### НАБОР ЗАДАНИЙ
• a. Процитируйте фрагмент об архиве Бонч-Бруевича, начиная со слов «После революции этот» и заканчивая словами «составили основу ЦГАЛИ.».
• b. Допишите продолжение фрагмента об архиве Бонч-Бруевича, начав сразу после его последнего предложения.

Еще одним весьма ценным поступлением 1956 года был огромный архив В.Д. Бонч-Бруевича. Историю его нужно начинать издалека.
Как известно, В.Д. Бонч-Бруевич и его жена В.М. Величкина были ближайшими друзьями Ленина и Крупской, сблизившись с ними в эмиграции, где сам Бонч (так его все в просторечии всегда называли) жил с 1896 года до революции 1905 года. Между двумя революциями, когда вся большевистская верхушка, вернувшаяся было на родину, снова эмигрировала, Бонч остался в России и вел обычную, вполне законопослушную жизнь, создав легальное издательство «Жизнь и знание», занимаясь исследованиями по истории религии и сектантства и собрав массу документальных материалов по этим проблемам (он издал тогда многотомную серию документов «Материалы к истории и изучению русского сектантства и старообрядчества»).
После революции этот гибкий человек снова вернулся в дружеское окружение Ленина и был назначен управляющим делами Совнаркома. Впоследствии он, однако, не был уничтожен Сталиным, а просто отстранен от всех важных постов и долгие годы вел скромную жизнь живого экспоната по истории партии, партийного мемуариста и музейного работника. Он был директором Музея истории религии и атеизма, помещавшегося в Казанском соборе в Ленинграде, а в Москве создал Литературный музей, вначале существовавший в качестве отдела в Библиотеке имени Ленина, а вслед за тем ставший самостоятельным учреждением. Потом, как уже сказано, фонды этого музея составили основу ЦГАЛИ.

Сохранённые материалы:
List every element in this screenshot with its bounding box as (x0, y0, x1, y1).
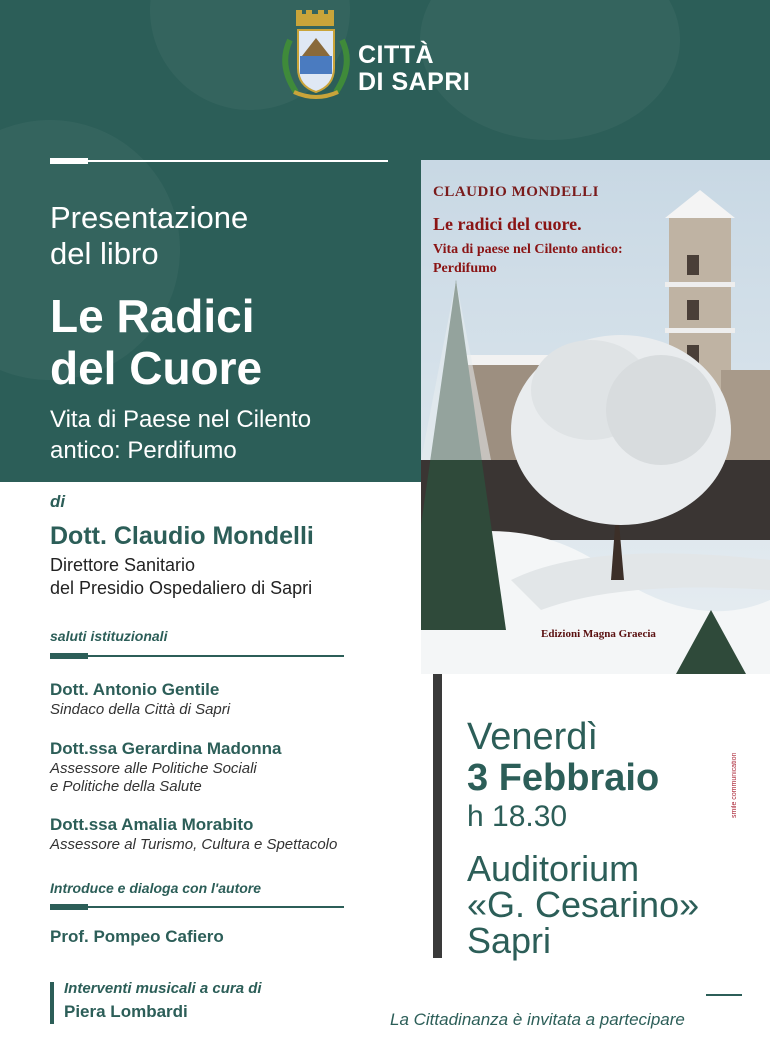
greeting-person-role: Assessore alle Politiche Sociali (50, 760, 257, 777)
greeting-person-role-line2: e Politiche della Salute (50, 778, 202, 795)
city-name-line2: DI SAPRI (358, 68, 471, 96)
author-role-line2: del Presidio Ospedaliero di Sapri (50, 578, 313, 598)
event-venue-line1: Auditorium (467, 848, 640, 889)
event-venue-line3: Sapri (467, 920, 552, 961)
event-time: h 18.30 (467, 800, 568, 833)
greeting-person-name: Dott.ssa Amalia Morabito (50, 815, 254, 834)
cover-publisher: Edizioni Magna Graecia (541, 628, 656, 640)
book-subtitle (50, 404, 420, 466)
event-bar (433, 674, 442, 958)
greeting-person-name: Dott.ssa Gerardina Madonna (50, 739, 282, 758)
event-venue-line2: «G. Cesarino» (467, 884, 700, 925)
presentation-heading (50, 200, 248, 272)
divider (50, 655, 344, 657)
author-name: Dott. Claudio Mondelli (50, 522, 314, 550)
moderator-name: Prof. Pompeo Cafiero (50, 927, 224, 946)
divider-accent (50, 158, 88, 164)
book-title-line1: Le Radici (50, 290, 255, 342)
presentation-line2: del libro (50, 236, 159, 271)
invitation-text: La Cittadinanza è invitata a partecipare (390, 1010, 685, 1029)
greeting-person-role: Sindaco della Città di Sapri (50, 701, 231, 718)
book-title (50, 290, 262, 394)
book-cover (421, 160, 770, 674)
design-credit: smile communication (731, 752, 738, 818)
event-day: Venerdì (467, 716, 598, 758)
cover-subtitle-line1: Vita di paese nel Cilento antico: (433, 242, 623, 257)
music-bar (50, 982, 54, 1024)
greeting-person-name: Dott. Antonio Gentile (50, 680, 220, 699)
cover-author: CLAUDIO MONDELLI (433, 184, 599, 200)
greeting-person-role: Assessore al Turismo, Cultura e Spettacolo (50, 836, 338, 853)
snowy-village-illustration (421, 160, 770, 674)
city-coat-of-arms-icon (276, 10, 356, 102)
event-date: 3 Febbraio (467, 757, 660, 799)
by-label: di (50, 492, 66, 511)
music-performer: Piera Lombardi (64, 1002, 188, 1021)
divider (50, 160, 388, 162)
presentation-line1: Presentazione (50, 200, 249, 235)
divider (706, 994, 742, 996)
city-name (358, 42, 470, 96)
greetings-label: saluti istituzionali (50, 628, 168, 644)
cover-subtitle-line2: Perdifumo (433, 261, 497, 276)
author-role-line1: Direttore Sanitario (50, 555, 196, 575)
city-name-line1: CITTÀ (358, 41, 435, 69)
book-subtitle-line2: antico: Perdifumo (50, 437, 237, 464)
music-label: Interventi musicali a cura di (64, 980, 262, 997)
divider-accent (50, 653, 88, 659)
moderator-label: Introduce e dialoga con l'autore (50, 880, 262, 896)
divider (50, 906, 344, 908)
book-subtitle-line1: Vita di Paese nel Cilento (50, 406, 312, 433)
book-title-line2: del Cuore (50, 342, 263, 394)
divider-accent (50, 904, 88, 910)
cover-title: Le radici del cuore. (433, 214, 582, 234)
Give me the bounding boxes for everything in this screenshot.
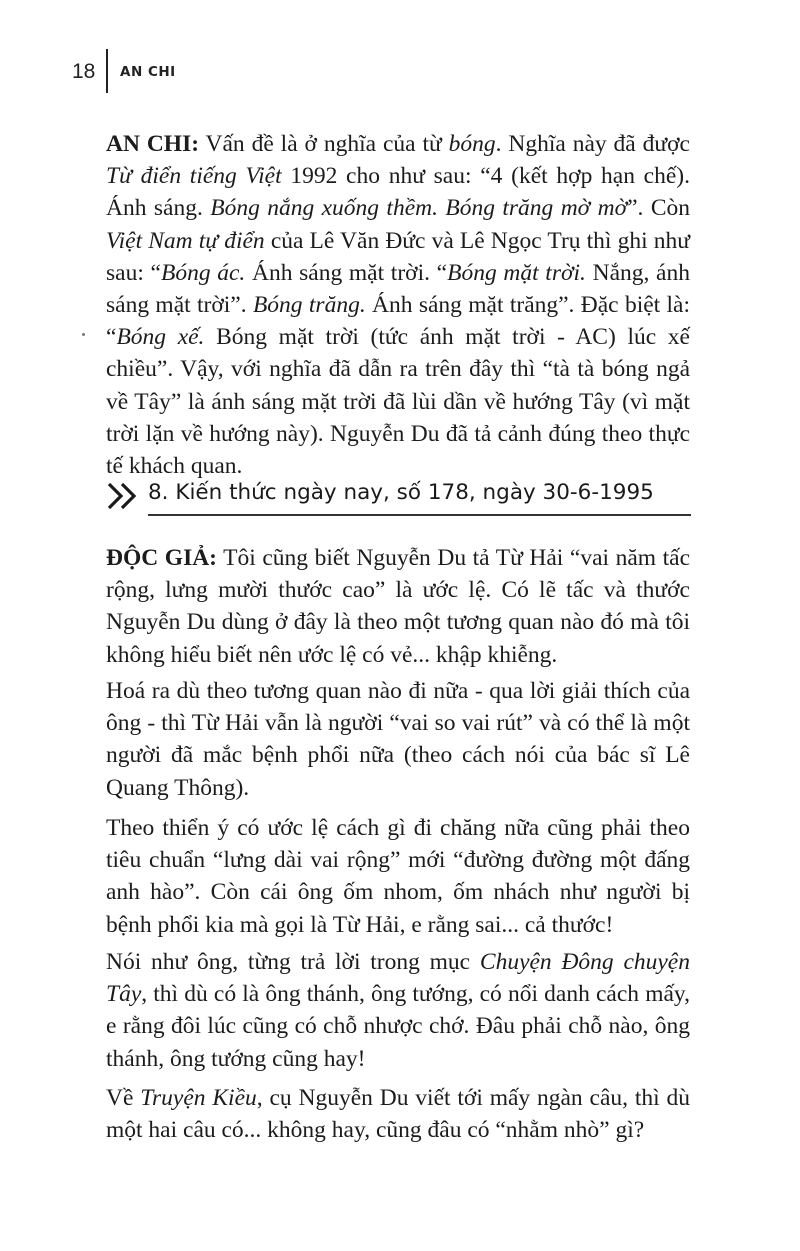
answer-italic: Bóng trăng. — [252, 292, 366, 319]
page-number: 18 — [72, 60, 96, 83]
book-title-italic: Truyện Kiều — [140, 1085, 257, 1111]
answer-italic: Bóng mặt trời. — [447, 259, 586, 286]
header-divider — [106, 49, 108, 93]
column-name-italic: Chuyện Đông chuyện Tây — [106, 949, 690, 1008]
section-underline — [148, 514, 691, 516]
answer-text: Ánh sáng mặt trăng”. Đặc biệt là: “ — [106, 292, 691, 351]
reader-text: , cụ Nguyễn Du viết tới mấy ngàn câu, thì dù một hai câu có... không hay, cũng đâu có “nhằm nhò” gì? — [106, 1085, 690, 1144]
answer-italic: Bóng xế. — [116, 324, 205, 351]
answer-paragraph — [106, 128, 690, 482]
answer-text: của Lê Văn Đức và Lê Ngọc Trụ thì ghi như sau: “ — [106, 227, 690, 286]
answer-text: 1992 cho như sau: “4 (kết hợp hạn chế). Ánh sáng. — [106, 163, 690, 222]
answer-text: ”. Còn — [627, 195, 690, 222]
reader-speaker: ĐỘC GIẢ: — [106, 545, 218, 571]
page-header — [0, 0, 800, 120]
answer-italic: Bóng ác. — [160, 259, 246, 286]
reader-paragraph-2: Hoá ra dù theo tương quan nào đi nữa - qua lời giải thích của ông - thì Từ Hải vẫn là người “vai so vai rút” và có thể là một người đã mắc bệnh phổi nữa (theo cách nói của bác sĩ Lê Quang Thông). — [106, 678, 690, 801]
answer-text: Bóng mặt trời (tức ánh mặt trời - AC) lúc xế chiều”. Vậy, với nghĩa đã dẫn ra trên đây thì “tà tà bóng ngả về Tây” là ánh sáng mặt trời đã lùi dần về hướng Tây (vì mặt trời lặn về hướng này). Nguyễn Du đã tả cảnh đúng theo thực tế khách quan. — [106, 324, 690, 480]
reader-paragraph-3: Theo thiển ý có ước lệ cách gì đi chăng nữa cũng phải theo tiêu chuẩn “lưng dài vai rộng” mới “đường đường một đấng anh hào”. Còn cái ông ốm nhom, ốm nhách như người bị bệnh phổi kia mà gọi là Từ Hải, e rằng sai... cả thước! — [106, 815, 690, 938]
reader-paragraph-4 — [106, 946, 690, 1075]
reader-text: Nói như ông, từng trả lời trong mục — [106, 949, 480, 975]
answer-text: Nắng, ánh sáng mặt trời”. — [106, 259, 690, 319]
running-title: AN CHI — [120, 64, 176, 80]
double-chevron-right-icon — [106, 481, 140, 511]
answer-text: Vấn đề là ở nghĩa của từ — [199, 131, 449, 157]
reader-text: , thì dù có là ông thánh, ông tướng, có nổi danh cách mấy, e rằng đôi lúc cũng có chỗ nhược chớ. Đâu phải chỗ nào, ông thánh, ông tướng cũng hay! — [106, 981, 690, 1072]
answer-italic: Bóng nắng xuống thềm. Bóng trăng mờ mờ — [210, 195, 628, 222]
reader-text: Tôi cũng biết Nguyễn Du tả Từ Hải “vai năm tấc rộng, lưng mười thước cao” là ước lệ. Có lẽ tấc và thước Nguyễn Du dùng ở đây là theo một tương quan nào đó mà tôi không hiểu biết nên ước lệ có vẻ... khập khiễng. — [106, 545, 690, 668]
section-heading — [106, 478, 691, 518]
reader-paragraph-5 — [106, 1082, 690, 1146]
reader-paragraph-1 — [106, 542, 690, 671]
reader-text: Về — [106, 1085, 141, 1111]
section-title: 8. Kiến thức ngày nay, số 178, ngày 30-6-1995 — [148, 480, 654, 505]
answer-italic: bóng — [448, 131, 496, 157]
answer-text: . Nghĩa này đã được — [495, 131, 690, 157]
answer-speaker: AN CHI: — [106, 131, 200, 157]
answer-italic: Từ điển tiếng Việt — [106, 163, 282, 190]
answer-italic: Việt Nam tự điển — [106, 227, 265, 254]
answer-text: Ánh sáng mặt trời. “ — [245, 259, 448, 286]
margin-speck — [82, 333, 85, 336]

### СПИСОК ОТВЕТОВ
• a.
После революции этот гибкий человек снова вернулся в дружеское окружение Ленина и был назначен управляющим делами Совнаркома. Впоследствии он, однако, не был уничтожен Сталиным, а просто отстранен от всех важных постов и долгие годы вел скромную жизнь живого экспоната по истории партии, партийного мемуариста и музейного работника. Он был директором Музея истории религии и атеизма, помещавшегося в Казанском соборе в Ленинграде, а в Москве создал Литературный музей, вначале существовавший в качестве отдела в Библиотеке имени Ленина, а вслед за тем ставший самостоятельным учреждением. Потом, как уже сказано, фонды этого музея составили основу ЦГАЛИ.

• b.
Сталин знал, что делал, оставляя Бонча на свободе: мемуарное творчество старейшего соратника Ленина подкрепляло мифологическую биографию властителя живыми свидетельствами. Кроме того, по обычной своей методе он взял в заложники почти всю семью Бонча: после уничтожения РАППа был арестован бывший его глава, зять Бонча, Леопольд Авербах, за ним и его жена, дочь Бонча от первого брака Елена. Несколько времени спустя были взяты оба его пасынка, сыновья второй жены от ее первого брака. Никакие усилия добиться их освобождения не принесли результатов. Однако Бончу дали возможность усыновить всех внуков, чтобы освободить их от фамилий репрессированных родителей и подпорченных анкет. Таким образом, все члены семьи, носившие его фамилию, и среди них известный ученый-физик и довольно известный журналист, на самом деле должны были бы именоваться иначе. Владимир Дмитриевич дожил до смерти Сталина, но не дожил до реабилитации и возвращения домой дочери Елены Владимировны, с которой я потом не раз встречалась и даже вместе участвовала в вечере памяти Бонча в Политехническом музее в 1965 году.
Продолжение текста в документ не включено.